→ Given instruction
Reproduce the data in its entirety, exactly as supplied.

Extracted data entries

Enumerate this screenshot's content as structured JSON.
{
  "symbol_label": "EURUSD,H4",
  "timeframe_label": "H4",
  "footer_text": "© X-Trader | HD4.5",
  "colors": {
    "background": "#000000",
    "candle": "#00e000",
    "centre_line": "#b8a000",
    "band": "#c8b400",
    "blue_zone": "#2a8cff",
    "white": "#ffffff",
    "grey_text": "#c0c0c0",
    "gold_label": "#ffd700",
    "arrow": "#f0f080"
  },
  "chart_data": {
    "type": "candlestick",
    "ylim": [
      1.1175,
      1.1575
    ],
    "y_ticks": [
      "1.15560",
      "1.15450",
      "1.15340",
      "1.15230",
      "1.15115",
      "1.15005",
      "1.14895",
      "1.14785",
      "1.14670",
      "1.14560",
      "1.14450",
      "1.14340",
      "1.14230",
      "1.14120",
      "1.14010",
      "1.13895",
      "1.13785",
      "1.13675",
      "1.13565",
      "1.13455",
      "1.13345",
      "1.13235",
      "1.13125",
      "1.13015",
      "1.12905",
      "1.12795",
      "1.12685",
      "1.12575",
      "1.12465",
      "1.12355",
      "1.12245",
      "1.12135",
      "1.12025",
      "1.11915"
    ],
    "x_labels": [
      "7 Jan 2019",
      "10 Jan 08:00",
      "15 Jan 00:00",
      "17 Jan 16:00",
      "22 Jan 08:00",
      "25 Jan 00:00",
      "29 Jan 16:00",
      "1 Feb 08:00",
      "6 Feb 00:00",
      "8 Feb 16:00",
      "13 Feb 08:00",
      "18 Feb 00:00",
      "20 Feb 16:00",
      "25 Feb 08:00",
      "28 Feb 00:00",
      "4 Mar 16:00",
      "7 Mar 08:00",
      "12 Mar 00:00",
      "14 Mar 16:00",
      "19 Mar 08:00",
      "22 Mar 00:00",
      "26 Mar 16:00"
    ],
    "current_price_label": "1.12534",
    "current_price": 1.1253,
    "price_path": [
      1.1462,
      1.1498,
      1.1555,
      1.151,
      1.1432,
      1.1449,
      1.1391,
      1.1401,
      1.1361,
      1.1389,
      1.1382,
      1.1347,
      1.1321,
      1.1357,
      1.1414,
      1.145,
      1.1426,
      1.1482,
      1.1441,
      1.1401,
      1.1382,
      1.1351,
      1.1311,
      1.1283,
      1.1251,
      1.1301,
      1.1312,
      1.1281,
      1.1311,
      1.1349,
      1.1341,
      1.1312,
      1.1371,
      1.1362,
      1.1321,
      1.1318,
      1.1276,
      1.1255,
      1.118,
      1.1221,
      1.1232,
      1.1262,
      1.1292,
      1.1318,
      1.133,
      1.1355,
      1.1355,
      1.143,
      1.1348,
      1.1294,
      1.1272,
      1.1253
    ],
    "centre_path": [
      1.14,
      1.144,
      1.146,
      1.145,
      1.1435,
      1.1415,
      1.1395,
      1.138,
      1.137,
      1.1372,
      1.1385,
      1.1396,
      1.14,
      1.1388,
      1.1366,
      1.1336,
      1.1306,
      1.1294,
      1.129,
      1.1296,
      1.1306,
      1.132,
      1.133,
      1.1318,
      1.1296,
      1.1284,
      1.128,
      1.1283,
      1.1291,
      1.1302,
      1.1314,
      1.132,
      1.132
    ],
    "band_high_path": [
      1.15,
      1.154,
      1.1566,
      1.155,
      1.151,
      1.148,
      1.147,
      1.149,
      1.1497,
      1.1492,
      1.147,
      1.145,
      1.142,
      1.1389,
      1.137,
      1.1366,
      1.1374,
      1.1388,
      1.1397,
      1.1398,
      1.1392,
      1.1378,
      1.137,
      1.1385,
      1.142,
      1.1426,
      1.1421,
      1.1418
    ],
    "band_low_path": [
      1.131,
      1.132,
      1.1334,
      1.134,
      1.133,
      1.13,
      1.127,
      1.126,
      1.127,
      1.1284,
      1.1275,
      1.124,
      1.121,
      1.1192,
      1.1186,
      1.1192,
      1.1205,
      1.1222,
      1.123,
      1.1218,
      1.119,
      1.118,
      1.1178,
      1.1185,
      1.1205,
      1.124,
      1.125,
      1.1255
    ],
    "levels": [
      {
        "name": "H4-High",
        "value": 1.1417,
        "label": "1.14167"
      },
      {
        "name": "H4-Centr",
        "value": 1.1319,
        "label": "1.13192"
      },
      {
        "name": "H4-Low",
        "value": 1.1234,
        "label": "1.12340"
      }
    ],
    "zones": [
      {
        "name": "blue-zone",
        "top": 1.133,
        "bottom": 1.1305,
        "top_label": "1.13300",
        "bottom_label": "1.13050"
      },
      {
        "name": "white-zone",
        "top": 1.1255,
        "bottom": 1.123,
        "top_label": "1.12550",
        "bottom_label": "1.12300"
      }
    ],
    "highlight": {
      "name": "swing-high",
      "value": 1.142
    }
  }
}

→ Output for this exercise
Enumerate this screenshot's content as structured JSON.
{
  "symbol_label": "EURUSD,H4",
  "timeframe_label": "H4",
  "footer_text": "© X-Trader | HD4.5",
  "colors": {
    "background": "#000000",
    "candle": "#00e000",
    "centre_line": "#b8a000",
    "band": "#c8b400",
    "blue_zone": "#2a8cff",
    "white": "#ffffff",
    "grey_text": "#c0c0c0",
    "gold_label": "#ffd700",
    "arrow": "#f0f080"
  },
  "chart_data": {
    "type": "candlestick",
    "ylim": [
      1.1175,
      1.1575
    ],
    "y_ticks": [
      "1.15560",
      "1.15450",
      "1.15340",
      "1.15230",
      "1.15115",
      "1.15005",
      "1.14895",
      "1.14785",
      "1.14670",
      "1.14560",
      "1.14450",
      "1.14340",
      "1.14230",
      "1.14120",
      "1.14010",
      "1.13895",
      "1.13785",
      "1.13675",
      "1.13565",
      "1.13455",
      "1.13345",
      "1.13235",
      "1.13125",
      "1.13015",
      "1.12905",
      "1.12795",
      "1.12685",
      "1.12575",
      "1.12465",
      "1.12355",
      "1.12245",
      "1.12135",
      "1.12025",
      "1.11915"
    ],
    "x_labels": [
      "7 Jan 2019",
      "10 Jan 08:00",
      "15 Jan 00:00",
      "17 Jan 16:00",
      "22 Jan 08:00",
      "25 Jan 00:00",
      "29 Jan 16:00",
      "1 Feb 08:00",
      "6 Feb 00:00",
      "8 Feb 16:00",
      "13 Feb 08:00",
      "18 Feb 00:00",
      "20 Feb 16:00",
      "25 Feb 08:00",
      "28 Feb 00:00",
      "4 Mar 16:00",
      "7 Mar 08:00",
      "12 Mar 00:00",
      "14 Mar 16:00",
      "19 Mar 08:00",
      "22 Mar 00:00",
      "26 Mar 16:00"
    ],
    "current_price_label": "1.12534",
    "current_price": 1.1253,
    "price_path": [
      1.1462,
      1.1498,
      1.1555,
      1.151,
      1.1432,
      1.1449,
      1.1391,
      1.1401,
      1.1361,
      1.1389,
      1.1382,
      1.1347,
      1.1321,
      1.1357,
      1.1414,
      1.145,
      1.1426,
      1.1482,
      1.1441,
      1.1401,
      1.1382,
      1.1351,
      1.1311,
      1.1283,
      1.1251,
      1.1301,
      1.1312,
      1.1281,
      1.1311,
      1.1349,
      1.1341,
      1.1312,
      1.1371,
      1.1362,
      1.1321,
      1.1318,
      1.1276,
      1.1255,
      1.118,
      1.1221,
      1.1232,
      1.1262,
      1.1292,
      1.1318,
      1.133,
      1.1355,
      1.1355,
      1.143,
      1.1348,
      1.1294,
      1.1272,
      1.1253
    ],
    "centre_path": [
      1.14,
      1.144,
      1.146,
      1.145,
      1.1435,
      1.1415,
      1.1395,
      1.138,
      1.137,
      1.1372,
      1.1385,
      1.1396,
      1.14,
      1.1388,
      1.1366,
      1.1336,
      1.1306,
      1.1294,
      1.129,
      1.1296,
      1.1306,
      1.132,
      1.133,
      1.1318,
      1.1296,
      1.1284,
      1.128,
      1.1283,
      1.1291,
      1.1302,
      1.1314,
      1.132,
      1.132
    ],
    "band_high_path": [
      1.15,
      1.154,
      1.1566,
      1.155,
      1.151,
      1.148,
      1.147,
      1.149,
      1.1497,
      1.1492,
      1.147,
      1.145,
      1.142,
      1.1389,
      1.137,
      1.1366,
      1.1374,
      1.1388,
      1.1397,
      1.1398,
      1.1392,
      1.1378,
      1.137,
      1.1385,
      1.142,
      1.1426,
      1.1421,
      1.1418
    ],
    "band_low_path": [
      1.131,
      1.132,
      1.1334,
      1.134,
      1.133,
      1.13,
      1.127,
      1.126,
      1.127,
      1.1284,
      1.1275,
      1.124,
      1.121,
      1.1192,
      1.1186,
      1.1192,
      1.1205,
      1.1222,
      1.123,
      1.1218,
      1.119,
      1.118,
      1.1178,
      1.1185,
      1.1205,
      1.124,
      1.125,
      1.1255
    ],
    "levels": [
      {
        "name": "H4-High",
        "value": 1.1417,
        "label": "1.14167"
      },
      {
        "name": "H4-Centr",
        "value": 1.1319,
        "label": "1.13192"
      },
      {
        "name": "H4-Low",
        "value": 1.1234,
        "label": "1.12340"
      }
    ],
    "zones": [
      {
        "name": "blue-zone",
        "top": 1.133,
        "bottom": 1.1305,
        "top_label": "1.13300",
        "bottom_label": "1.13050"
      },
      {
        "name": "white-zone",
        "top": 1.1255,
        "bottom": 1.123,
        "top_label": "1.12550",
        "bottom_label": "1.12300"
      }
    ],
    "highlight": {
      "name": "swing-high",
      "value": 1.142
    }
  }
}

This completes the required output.